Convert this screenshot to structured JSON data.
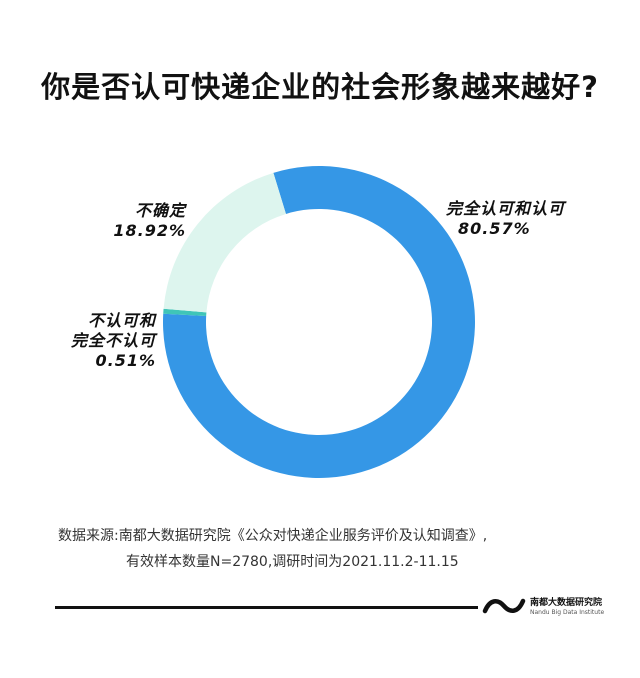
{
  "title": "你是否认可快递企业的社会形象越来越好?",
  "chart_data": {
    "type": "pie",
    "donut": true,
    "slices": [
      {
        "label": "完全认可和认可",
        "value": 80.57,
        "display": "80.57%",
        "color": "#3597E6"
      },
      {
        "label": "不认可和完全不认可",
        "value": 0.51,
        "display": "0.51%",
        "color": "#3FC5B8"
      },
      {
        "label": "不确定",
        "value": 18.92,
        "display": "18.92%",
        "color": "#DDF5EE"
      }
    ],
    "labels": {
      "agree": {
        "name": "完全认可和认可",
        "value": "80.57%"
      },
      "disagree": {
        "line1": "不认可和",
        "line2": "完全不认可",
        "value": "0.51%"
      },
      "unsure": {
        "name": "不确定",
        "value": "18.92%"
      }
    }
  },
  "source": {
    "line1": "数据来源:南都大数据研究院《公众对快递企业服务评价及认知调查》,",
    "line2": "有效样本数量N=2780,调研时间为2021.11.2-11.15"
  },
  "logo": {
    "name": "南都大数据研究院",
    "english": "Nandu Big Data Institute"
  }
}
● ● ● ●
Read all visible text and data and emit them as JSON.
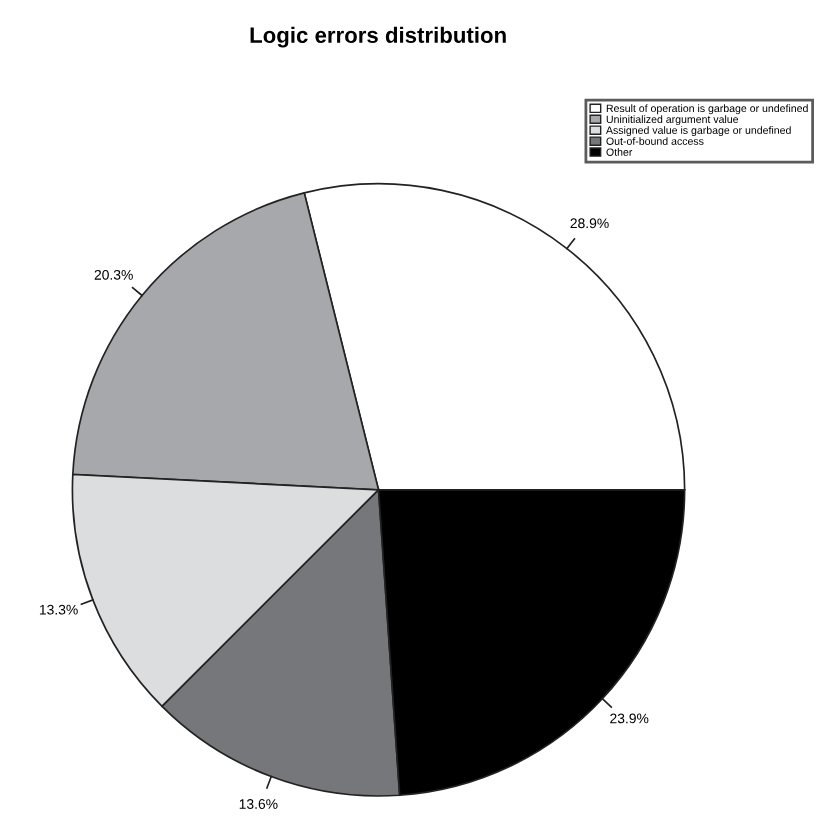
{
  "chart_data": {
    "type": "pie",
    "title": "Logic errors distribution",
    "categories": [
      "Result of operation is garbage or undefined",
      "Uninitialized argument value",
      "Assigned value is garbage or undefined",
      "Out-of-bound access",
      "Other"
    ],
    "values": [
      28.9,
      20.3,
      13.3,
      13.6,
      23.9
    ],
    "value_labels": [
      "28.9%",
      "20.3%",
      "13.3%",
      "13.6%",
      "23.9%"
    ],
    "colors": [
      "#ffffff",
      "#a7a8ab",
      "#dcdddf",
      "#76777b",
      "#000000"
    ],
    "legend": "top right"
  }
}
● ● ● ●
STATED PROBLEM – Scan the material and collect every line that contains "title".

COMPLETE RESPONSE –
  "title": "你是否认可快递企业的社会形象越来越好?",
    "title": "Logic errors distribution",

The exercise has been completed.